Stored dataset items

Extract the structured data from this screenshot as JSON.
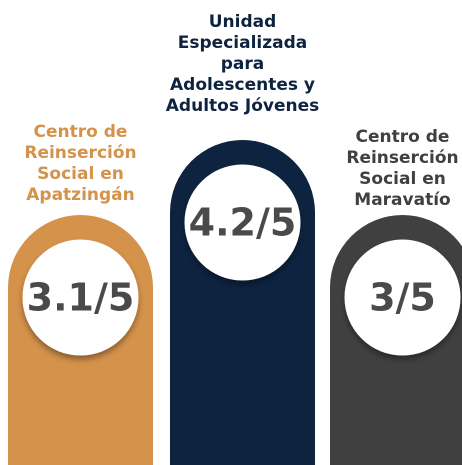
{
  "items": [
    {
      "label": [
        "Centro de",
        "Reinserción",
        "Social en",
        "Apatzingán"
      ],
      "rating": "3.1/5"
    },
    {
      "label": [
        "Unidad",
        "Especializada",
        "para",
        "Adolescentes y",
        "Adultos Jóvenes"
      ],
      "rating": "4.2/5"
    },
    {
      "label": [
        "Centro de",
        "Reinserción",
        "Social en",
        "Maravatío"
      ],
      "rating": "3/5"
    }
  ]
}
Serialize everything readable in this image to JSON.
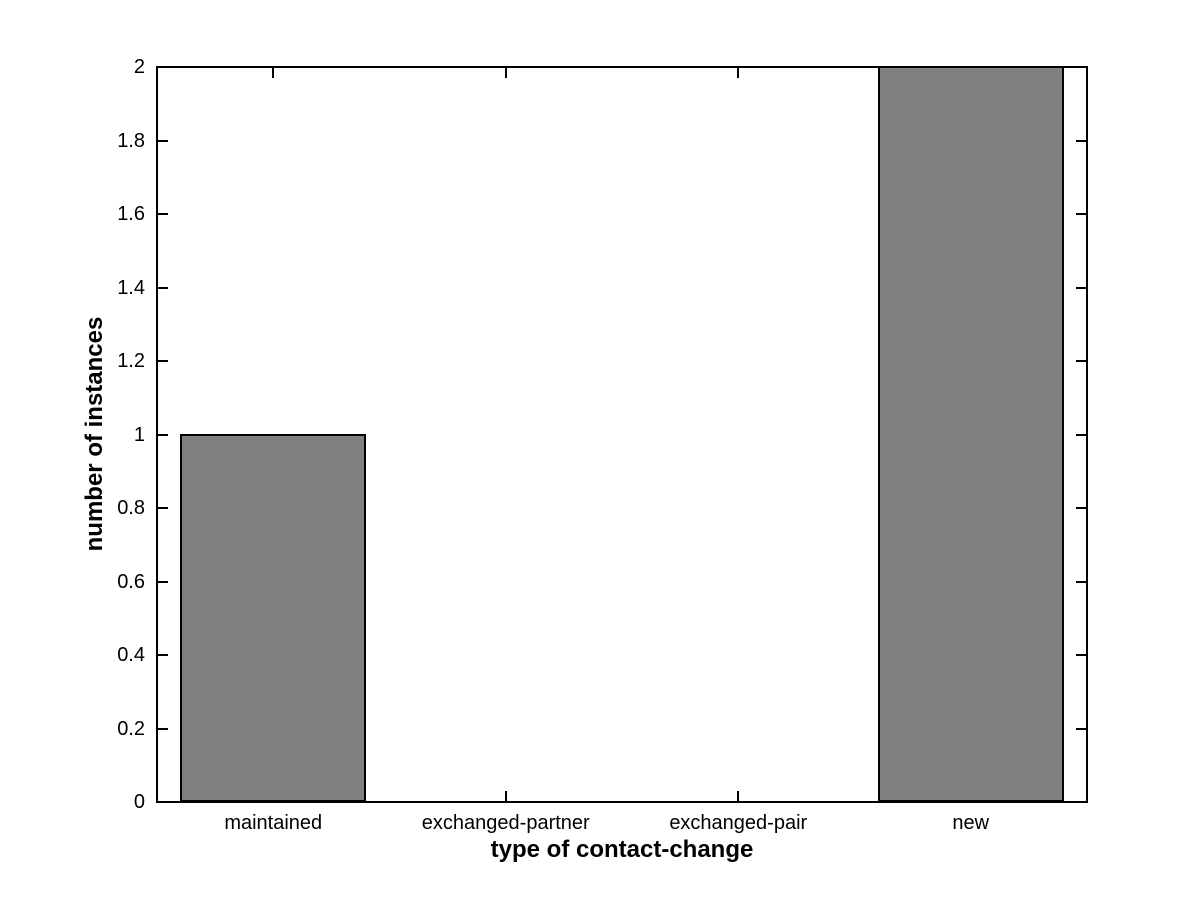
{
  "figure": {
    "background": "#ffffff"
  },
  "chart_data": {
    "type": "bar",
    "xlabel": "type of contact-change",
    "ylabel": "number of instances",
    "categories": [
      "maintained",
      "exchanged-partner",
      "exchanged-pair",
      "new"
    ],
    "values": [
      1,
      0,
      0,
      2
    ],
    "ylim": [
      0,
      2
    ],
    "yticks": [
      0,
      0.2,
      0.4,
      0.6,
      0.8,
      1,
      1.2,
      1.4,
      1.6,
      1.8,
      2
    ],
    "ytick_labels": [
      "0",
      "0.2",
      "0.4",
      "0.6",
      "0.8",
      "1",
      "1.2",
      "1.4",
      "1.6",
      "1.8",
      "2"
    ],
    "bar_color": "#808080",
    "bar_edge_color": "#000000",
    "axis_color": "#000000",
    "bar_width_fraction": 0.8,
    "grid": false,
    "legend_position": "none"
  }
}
--
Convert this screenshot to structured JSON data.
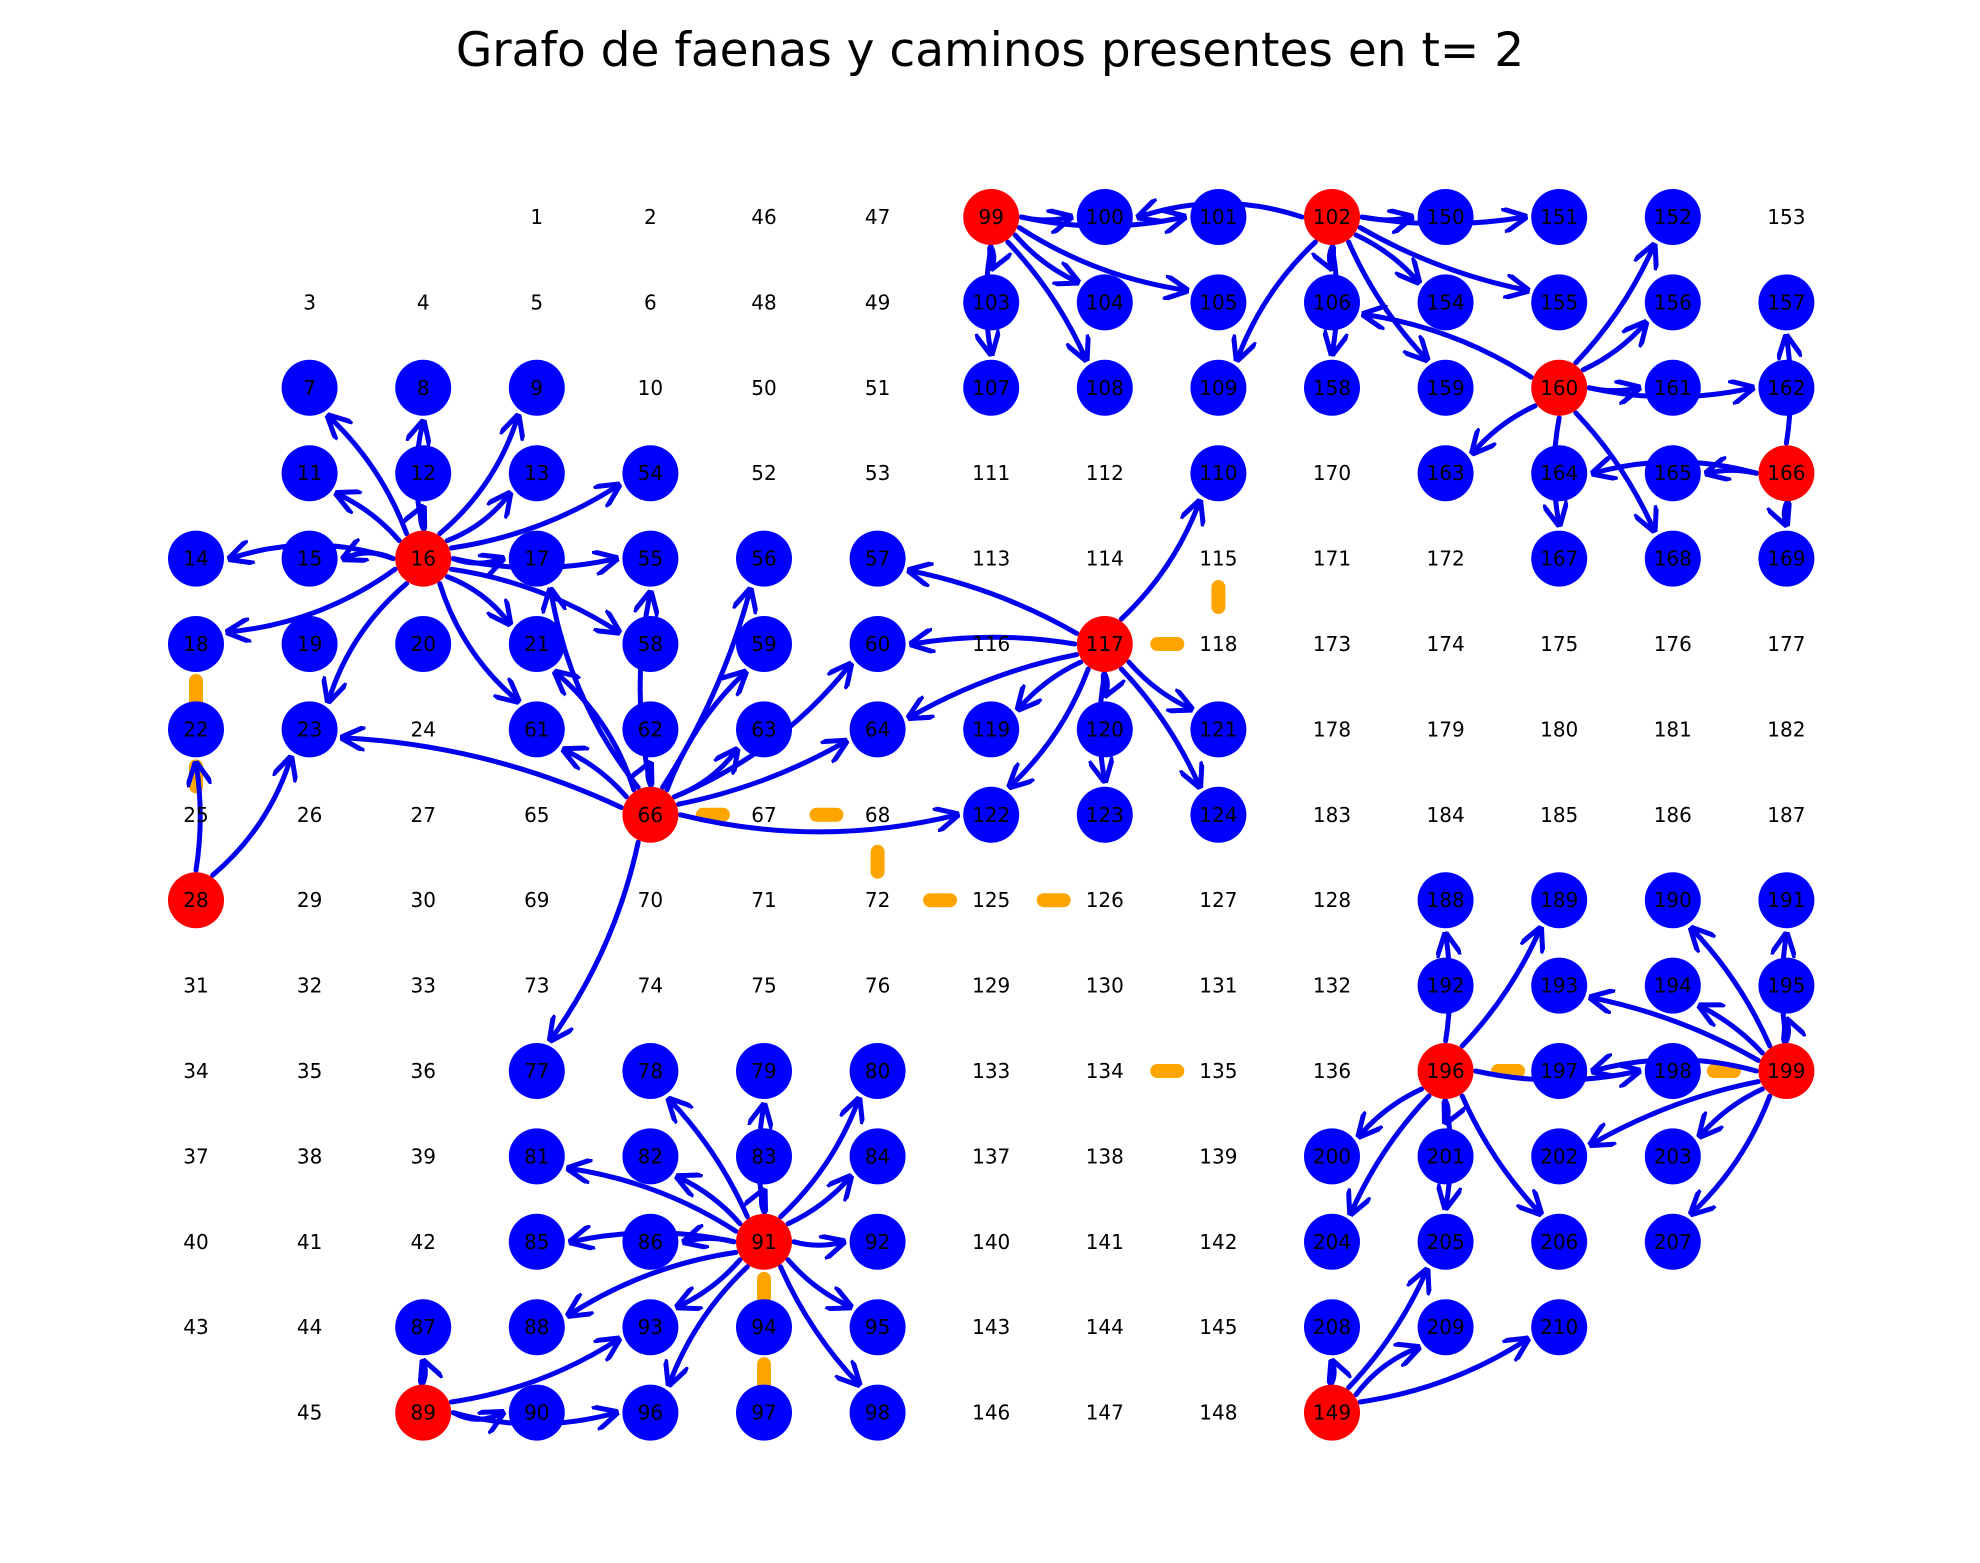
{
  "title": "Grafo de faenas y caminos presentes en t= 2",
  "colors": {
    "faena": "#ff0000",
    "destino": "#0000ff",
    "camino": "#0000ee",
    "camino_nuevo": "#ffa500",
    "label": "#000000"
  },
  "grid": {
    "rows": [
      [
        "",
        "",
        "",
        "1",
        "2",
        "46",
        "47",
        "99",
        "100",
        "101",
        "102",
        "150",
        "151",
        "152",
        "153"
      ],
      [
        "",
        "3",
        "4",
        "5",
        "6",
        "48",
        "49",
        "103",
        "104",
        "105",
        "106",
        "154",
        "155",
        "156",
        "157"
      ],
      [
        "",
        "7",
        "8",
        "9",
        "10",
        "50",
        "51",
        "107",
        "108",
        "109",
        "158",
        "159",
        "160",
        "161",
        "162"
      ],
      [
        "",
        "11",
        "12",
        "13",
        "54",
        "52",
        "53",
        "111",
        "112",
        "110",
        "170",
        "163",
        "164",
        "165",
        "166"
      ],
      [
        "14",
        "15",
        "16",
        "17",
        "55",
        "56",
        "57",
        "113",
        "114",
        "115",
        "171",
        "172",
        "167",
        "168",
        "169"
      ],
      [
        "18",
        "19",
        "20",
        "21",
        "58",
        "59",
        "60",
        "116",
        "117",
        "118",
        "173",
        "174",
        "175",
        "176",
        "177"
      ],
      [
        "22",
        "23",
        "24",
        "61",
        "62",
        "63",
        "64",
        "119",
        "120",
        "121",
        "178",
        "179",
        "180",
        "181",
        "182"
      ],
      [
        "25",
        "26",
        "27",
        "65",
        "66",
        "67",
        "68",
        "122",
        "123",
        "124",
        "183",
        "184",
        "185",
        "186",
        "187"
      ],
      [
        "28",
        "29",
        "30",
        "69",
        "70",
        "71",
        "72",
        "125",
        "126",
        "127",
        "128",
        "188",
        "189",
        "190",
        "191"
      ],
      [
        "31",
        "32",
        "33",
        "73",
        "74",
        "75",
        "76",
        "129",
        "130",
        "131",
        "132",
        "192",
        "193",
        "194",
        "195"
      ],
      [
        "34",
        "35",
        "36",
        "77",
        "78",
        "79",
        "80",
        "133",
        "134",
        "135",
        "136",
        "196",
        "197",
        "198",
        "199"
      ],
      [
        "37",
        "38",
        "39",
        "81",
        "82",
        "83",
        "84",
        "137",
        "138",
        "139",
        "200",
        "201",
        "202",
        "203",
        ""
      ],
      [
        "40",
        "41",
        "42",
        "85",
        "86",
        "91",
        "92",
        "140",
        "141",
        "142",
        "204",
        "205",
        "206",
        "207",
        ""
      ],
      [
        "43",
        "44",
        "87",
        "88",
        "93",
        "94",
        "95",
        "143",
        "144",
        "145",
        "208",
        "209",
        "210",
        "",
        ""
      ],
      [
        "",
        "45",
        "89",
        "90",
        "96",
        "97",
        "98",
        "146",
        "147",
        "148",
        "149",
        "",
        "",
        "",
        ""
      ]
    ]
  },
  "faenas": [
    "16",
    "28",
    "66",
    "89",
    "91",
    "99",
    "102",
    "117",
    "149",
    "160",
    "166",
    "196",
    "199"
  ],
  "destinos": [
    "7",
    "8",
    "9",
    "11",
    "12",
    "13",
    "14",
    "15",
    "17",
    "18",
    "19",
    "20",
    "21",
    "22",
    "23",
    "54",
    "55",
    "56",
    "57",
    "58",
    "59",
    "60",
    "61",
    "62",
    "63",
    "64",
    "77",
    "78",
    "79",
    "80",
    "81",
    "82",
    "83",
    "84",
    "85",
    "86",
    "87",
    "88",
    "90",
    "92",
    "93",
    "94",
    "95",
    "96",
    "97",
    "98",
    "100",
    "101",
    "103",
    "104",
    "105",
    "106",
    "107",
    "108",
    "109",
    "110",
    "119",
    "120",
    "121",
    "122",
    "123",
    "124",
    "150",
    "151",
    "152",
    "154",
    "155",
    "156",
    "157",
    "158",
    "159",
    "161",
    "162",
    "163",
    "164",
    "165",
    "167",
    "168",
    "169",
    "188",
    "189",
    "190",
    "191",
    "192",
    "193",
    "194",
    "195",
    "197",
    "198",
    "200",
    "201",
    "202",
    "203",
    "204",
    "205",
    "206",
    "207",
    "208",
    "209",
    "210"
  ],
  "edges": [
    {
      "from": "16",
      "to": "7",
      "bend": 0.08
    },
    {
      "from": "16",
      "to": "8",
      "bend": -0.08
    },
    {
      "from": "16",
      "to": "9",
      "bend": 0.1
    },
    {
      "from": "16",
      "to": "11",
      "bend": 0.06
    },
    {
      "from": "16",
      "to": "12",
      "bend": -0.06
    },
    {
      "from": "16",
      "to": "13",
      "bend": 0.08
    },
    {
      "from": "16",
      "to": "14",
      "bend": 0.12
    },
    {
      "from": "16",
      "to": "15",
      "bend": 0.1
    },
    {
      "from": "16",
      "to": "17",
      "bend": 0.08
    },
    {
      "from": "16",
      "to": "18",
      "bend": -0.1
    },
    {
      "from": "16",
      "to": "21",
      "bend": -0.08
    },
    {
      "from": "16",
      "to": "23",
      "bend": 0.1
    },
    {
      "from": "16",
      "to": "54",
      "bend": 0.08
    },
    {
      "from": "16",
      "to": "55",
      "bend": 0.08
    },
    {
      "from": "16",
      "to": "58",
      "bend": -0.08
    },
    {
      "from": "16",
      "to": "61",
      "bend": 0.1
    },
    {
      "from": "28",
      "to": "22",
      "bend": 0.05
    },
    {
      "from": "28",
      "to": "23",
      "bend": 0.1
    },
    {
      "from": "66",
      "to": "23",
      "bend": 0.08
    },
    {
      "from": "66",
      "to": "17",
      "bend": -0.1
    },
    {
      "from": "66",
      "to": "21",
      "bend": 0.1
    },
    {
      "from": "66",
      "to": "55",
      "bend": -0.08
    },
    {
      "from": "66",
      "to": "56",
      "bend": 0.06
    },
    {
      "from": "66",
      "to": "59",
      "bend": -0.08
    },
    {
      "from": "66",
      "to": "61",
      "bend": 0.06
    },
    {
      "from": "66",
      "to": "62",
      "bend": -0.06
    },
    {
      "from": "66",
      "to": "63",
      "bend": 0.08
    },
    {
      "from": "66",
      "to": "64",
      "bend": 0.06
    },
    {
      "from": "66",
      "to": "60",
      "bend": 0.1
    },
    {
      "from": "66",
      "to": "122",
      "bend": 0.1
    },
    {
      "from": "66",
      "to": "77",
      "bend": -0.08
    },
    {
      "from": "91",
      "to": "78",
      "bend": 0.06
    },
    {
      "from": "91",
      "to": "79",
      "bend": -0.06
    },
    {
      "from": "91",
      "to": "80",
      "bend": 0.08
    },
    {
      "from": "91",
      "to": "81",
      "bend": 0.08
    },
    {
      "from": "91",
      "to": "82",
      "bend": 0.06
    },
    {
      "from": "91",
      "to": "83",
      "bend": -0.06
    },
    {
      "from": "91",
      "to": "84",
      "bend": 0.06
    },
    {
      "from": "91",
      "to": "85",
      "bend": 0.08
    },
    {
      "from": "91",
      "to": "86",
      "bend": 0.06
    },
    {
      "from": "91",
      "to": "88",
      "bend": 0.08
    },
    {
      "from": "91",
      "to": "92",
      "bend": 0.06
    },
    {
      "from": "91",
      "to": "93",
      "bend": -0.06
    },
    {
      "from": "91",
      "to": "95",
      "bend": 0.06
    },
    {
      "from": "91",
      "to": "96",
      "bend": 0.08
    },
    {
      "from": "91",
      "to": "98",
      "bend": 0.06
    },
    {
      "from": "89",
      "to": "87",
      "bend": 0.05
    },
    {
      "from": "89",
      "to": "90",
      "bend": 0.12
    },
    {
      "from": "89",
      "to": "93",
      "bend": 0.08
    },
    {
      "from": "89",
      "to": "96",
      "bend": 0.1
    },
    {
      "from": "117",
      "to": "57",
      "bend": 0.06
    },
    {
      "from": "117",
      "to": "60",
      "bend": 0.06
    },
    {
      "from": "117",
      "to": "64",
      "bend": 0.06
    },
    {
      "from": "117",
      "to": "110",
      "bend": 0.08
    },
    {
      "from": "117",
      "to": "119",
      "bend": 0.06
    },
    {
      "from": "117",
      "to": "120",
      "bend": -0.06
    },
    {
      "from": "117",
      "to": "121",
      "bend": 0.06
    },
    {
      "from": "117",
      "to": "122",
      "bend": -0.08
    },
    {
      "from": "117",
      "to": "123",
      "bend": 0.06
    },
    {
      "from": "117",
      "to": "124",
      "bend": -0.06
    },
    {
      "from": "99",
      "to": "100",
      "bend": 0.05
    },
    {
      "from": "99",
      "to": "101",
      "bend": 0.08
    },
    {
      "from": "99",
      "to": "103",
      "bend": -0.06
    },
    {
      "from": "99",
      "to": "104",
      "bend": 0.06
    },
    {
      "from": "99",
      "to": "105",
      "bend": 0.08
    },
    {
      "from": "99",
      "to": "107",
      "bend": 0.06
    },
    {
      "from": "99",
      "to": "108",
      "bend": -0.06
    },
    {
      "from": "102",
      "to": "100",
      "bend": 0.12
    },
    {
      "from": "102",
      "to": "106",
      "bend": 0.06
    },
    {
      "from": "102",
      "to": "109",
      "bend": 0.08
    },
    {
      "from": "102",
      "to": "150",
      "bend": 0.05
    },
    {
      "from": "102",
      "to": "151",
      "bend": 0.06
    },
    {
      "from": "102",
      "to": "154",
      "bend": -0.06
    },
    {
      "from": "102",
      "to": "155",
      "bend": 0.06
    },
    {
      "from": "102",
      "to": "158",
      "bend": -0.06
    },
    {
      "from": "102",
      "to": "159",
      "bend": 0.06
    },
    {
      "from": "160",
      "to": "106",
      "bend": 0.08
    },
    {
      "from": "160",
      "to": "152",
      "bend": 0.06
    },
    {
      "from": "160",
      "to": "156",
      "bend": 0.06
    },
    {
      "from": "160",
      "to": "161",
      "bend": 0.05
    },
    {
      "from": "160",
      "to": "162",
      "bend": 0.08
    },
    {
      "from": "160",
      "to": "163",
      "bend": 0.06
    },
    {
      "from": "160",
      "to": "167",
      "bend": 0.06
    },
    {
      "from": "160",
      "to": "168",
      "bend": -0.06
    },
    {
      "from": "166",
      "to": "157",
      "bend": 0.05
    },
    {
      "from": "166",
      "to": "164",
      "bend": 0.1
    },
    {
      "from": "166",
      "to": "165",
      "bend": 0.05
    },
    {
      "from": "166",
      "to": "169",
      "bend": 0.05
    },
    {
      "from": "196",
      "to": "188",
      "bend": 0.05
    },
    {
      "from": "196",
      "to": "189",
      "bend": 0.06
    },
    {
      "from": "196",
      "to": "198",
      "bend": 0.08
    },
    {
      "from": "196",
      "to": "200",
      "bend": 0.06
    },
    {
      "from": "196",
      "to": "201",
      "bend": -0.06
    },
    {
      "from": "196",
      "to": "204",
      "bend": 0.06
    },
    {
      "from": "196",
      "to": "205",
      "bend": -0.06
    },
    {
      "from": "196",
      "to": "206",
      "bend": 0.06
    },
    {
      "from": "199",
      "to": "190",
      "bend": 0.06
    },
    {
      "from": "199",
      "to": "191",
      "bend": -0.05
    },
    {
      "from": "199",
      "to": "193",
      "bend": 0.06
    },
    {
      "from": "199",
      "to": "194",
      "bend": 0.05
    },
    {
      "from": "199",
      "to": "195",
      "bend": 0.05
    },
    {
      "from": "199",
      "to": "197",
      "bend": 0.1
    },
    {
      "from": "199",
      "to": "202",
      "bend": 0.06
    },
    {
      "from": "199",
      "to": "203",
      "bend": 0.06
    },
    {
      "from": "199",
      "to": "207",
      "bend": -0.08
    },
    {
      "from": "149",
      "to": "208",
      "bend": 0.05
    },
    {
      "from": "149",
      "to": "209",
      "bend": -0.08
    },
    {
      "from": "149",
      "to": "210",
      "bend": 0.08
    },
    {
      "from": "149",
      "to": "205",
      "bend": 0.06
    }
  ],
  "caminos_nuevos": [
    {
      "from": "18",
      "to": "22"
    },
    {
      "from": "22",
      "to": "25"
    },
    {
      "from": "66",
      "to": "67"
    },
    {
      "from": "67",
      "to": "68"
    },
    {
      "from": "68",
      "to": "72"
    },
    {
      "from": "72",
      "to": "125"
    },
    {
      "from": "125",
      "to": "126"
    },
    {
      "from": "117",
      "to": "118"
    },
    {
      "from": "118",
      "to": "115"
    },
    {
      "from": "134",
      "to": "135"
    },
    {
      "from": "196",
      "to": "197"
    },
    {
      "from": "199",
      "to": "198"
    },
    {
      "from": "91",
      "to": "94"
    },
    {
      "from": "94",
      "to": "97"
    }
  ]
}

> _What the task asks_: In the entries above, identify every line with the word "screenshot". Copy those lines.

> _Task answer_:
Extract the structured data from this screenshot as JSON.
Convert this screenshot to structured JSON data.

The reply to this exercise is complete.